==== Dataset content ====
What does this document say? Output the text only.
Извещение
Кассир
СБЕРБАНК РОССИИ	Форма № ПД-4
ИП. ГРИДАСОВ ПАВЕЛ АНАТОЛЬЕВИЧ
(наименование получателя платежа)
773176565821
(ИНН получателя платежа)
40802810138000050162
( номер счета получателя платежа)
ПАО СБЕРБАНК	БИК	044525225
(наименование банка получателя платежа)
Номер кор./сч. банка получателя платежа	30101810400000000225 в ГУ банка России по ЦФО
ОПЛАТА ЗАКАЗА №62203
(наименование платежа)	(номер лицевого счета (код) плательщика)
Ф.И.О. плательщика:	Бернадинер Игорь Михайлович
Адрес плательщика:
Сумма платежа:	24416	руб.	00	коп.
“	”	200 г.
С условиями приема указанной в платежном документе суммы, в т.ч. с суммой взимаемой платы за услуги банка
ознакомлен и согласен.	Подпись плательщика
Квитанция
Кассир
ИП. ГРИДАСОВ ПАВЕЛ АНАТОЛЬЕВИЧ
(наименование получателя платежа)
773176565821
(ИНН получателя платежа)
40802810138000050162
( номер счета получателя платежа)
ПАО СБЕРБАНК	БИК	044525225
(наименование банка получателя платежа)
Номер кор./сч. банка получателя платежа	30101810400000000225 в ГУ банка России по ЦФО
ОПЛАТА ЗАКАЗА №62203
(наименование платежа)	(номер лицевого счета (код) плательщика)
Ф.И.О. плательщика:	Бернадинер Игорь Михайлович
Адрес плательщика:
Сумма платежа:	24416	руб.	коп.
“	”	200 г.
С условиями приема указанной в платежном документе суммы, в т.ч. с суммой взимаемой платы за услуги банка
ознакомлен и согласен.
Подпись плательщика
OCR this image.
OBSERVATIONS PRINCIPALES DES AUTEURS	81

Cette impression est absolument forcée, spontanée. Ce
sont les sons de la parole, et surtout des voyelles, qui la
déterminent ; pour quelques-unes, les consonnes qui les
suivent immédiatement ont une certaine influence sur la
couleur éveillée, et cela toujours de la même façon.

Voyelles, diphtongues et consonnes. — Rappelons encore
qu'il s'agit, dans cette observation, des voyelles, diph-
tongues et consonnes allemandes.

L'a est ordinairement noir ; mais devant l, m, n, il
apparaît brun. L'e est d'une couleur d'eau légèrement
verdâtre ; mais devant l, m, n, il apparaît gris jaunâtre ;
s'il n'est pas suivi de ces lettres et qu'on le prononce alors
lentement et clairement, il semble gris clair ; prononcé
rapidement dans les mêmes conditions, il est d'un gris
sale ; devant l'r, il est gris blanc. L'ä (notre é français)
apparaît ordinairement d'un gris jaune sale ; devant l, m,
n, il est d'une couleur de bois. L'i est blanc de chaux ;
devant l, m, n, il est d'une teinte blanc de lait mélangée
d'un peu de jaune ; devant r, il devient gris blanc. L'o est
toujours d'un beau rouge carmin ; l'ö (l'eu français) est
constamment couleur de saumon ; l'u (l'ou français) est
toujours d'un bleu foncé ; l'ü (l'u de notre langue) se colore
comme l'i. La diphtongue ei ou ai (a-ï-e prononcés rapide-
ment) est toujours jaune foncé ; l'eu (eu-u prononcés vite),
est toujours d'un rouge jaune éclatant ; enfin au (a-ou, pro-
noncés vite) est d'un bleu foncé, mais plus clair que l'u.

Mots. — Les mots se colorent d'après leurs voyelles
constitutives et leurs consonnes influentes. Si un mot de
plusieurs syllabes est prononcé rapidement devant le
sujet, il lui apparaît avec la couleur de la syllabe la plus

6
====
◆ Task requirements: Find the lines above that include the string "clair" and copy them.

◆ Answer to this problem:
lentement et clairement, il semble gris clair ; prononcé
noncés vite) est d'un bleu foncé, mais plus clair que l'u.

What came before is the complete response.